» EXERCISE REQUIREMENTS:
All of the records below should be output exactly.

» THE DATA:
***
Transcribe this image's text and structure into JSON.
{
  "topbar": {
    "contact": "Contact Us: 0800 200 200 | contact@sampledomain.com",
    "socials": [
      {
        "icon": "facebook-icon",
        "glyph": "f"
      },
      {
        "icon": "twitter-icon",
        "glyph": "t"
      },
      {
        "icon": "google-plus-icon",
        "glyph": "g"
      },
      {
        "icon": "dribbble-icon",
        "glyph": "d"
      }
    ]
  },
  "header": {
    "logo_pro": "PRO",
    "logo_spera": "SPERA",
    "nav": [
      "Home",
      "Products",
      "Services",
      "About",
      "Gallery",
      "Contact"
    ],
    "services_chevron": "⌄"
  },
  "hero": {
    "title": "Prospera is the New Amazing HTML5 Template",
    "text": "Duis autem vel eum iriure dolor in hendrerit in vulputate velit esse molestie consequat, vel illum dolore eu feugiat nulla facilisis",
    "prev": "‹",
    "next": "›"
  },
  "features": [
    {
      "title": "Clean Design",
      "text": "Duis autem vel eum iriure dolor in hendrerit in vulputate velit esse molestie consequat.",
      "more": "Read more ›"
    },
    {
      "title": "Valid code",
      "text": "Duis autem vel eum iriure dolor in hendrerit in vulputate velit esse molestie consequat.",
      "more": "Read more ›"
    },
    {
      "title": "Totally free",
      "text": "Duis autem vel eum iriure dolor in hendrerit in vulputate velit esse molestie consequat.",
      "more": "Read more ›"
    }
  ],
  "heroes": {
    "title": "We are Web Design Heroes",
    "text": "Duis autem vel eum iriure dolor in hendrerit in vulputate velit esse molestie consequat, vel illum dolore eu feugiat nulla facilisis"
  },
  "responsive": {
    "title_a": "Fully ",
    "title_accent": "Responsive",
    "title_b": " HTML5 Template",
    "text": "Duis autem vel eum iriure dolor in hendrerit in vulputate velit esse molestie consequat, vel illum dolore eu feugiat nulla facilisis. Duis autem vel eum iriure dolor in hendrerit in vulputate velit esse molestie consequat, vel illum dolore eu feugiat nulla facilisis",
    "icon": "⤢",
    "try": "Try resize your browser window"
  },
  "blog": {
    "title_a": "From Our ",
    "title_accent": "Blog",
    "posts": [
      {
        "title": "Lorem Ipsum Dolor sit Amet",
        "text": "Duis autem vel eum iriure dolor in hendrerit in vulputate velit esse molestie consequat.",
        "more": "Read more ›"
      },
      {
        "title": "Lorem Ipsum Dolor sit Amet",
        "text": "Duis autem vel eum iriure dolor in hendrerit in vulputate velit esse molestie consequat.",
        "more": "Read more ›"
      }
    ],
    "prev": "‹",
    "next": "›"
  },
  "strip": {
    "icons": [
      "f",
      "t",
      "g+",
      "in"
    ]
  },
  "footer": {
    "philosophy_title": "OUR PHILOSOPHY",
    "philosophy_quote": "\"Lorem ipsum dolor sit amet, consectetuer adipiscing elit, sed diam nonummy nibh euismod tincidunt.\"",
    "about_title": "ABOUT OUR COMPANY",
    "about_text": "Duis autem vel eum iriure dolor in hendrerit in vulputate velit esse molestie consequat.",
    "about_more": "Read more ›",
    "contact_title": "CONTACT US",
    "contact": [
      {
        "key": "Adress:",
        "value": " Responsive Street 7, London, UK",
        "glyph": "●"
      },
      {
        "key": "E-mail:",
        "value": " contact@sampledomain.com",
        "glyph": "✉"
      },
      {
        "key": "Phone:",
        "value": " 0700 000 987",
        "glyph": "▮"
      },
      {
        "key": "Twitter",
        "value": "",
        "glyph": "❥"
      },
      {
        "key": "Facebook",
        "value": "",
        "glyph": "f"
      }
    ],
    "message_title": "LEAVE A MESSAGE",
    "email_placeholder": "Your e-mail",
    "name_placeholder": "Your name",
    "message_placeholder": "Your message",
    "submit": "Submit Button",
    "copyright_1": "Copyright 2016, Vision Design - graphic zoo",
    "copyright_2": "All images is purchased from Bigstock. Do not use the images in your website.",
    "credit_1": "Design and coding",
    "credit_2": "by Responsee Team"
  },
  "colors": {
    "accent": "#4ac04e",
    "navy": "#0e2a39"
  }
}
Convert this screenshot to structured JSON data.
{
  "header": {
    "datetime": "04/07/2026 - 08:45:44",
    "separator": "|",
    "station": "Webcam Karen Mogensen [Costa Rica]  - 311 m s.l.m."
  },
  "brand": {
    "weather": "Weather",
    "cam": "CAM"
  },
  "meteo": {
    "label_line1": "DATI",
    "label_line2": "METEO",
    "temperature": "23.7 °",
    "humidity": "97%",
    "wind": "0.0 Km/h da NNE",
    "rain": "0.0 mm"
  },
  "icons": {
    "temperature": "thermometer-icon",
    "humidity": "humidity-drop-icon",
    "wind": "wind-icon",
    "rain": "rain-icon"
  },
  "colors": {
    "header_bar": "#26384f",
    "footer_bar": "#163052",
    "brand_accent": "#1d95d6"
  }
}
***
» PROBLEM SOLUTION:
Transcribe this image's text and structure into JSON.
{
  "topbar": {
    "contact": "Contact Us: 0800 200 200 | contact@sampledomain.com",
    "socials": [
      {
        "icon": "facebook-icon",
        "glyph": "f"
      },
      {
        "icon": "twitter-icon",
        "glyph": "t"
      },
      {
        "icon": "google-plus-icon",
        "glyph": "g"
      },
      {
        "icon": "dribbble-icon",
        "glyph": "d"
      }
    ]
  },
  "header": {
    "logo_pro": "PRO",
    "logo_spera": "SPERA",
    "nav": [
      "Home",
      "Products",
      "Services",
      "About",
      "Gallery",
      "Contact"
    ],
    "services_chevron": "⌄"
  },
  "hero": {
    "title": "Prospera is the New Amazing HTML5 Template",
    "text": "Duis autem vel eum iriure dolor in hendrerit in vulputate velit esse molestie consequat, vel illum dolore eu feugiat nulla facilisis",
    "prev": "‹",
    "next": "›"
  },
  "features": [
    {
      "title": "Clean Design",
      "text": "Duis autem vel eum iriure dolor in hendrerit in vulputate velit esse molestie consequat.",
      "more": "Read more ›"
    },
    {
      "title": "Valid code",
      "text": "Duis autem vel eum iriure dolor in hendrerit in vulputate velit esse molestie consequat.",
      "more": "Read more ›"
    },
    {
      "title": "Totally free",
      "text": "Duis autem vel eum iriure dolor in hendrerit in vulputate velit esse molestie consequat.",
      "more": "Read more ›"
    }
  ],
  "heroes": {
    "title": "We are Web Design Heroes",
    "text": "Duis autem vel eum iriure dolor in hendrerit in vulputate velit esse molestie consequat, vel illum dolore eu feugiat nulla facilisis"
  },
  "responsive": {
    "title_a": "Fully ",
    "title_accent": "Responsive",
    "title_b": " HTML5 Template",
    "text": "Duis autem vel eum iriure dolor in hendrerit in vulputate velit esse molestie consequat, vel illum dolore eu feugiat nulla facilisis. Duis autem vel eum iriure dolor in hendrerit in vulputate velit esse molestie consequat, vel illum dolore eu feugiat nulla facilisis",
    "icon": "⤢",
    "try": "Try resize your browser window"
  },
  "blog": {
    "title_a": "From Our ",
    "title_accent": "Blog",
    "posts": [
      {
        "title": "Lorem Ipsum Dolor sit Amet",
        "text": "Duis autem vel eum iriure dolor in hendrerit in vulputate velit esse molestie consequat.",
        "more": "Read more ›"
      },
      {
        "title": "Lorem Ipsum Dolor sit Amet",
        "text": "Duis autem vel eum iriure dolor in hendrerit in vulputate velit esse molestie consequat.",
        "more": "Read more ›"
      }
    ],
    "prev": "‹",
    "next": "›"
  },
  "strip": {
    "icons": [
      "f",
      "t",
      "g+",
      "in"
    ]
  },
  "footer": {
    "philosophy_title": "OUR PHILOSOPHY",
    "philosophy_quote": "\"Lorem ipsum dolor sit amet, consectetuer adipiscing elit, sed diam nonummy nibh euismod tincidunt.\"",
    "about_title": "ABOUT OUR COMPANY",
    "about_text": "Duis autem vel eum iriure dolor in hendrerit in vulputate velit esse molestie consequat.",
    "about_more": "Read more ›",
    "contact_title": "CONTACT US",
    "contact": [
      {
        "key": "Adress:",
        "value": " Responsive Street 7, London, UK",
        "glyph": "●"
      },
      {
        "key": "E-mail:",
        "value": " contact@sampledomain.com",
        "glyph": "✉"
      },
      {
        "key": "Phone:",
        "value": " 0700 000 987",
        "glyph": "▮"
      },
      {
        "key": "Twitter",
        "value": "",
        "glyph": "❥"
      },
      {
        "key": "Facebook",
        "value": "",
        "glyph": "f"
      }
    ],
    "message_title": "LEAVE A MESSAGE",
    "email_placeholder": "Your e-mail",
    "name_placeholder": "Your name",
    "message_placeholder": "Your message",
    "submit": "Submit Button",
    "copyright_1": "Copyright 2016, Vision Design - graphic zoo",
    "copyright_2": "All images is purchased from Bigstock. Do not use the images in your website.",
    "credit_1": "Design and coding",
    "credit_2": "by Responsee Team"
  },
  "colors": {
    "accent": "#4ac04e",
    "navy": "#0e2a39"
  }
}
Convert this screenshot to structured JSON data.
{
  "header": {
    "datetime": "04/07/2026 - 08:45:44",
    "separator": "|",
    "station": "Webcam Karen Mogensen [Costa Rica]  - 311 m s.l.m."
  },
  "brand": {
    "weather": "Weather",
    "cam": "CAM"
  },
  "meteo": {
    "label_line1": "DATI",
    "label_line2": "METEO",
    "temperature": "23.7 °",
    "humidity": "97%",
    "wind": "0.0 Km/h da NNE",
    "rain": "0.0 mm"
  },
  "icons": {
    "temperature": "thermometer-icon",
    "humidity": "humidity-drop-icon",
    "wind": "wind-icon",
    "rain": "rain-icon"
  },
  "colors": {
    "header_bar": "#26384f",
    "footer_bar": "#163052",
    "brand_accent": "#1d95d6"
  }
}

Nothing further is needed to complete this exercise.